Check each line of the material below for "JSON", then copy the ones that contain it.

━━━━━ DATA LISTING ━━━━━

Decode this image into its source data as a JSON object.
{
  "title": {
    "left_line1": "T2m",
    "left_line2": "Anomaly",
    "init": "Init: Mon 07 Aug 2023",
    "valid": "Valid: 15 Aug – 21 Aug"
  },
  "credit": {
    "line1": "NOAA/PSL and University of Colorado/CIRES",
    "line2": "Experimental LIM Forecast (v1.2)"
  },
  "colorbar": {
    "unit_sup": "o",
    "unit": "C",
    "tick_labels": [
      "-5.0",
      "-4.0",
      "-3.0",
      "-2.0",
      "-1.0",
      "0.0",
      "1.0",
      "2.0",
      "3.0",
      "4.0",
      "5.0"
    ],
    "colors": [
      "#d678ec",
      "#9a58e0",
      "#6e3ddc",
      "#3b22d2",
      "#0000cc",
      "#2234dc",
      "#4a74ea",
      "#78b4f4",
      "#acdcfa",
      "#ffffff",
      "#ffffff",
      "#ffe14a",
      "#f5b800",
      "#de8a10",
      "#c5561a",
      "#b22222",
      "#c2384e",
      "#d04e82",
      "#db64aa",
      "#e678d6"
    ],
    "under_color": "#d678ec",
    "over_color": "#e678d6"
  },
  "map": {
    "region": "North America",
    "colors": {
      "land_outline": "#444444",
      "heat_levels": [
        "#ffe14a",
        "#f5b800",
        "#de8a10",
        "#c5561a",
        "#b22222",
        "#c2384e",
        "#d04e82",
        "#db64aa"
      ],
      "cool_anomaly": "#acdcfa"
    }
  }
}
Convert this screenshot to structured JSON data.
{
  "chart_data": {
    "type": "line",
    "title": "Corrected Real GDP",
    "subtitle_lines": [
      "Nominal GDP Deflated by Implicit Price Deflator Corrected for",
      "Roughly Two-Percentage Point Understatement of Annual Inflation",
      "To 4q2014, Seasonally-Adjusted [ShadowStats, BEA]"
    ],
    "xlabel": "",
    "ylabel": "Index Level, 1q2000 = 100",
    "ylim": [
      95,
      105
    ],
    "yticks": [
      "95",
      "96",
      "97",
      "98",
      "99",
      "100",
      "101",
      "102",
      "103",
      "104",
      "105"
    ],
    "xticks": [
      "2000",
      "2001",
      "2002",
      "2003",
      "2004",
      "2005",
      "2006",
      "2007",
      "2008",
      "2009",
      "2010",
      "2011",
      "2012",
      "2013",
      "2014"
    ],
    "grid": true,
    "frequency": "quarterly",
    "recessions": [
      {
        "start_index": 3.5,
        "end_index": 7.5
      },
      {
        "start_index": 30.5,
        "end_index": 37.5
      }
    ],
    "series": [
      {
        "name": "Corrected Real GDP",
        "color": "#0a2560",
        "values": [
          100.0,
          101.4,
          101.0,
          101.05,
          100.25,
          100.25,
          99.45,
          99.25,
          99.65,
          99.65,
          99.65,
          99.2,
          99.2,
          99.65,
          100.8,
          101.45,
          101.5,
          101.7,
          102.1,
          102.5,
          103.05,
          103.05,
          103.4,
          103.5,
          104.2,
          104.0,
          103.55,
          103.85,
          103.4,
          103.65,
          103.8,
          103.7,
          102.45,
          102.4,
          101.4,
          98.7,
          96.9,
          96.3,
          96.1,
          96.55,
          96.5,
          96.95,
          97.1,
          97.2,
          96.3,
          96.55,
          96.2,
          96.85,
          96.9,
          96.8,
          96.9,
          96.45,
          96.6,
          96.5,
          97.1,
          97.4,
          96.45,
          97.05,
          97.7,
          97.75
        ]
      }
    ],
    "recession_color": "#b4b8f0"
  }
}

━━━━━

## SOLUTION TO THE EXERCISE
Decode this image into its source data as a JSON object.
Convert this screenshot to structured JSON data.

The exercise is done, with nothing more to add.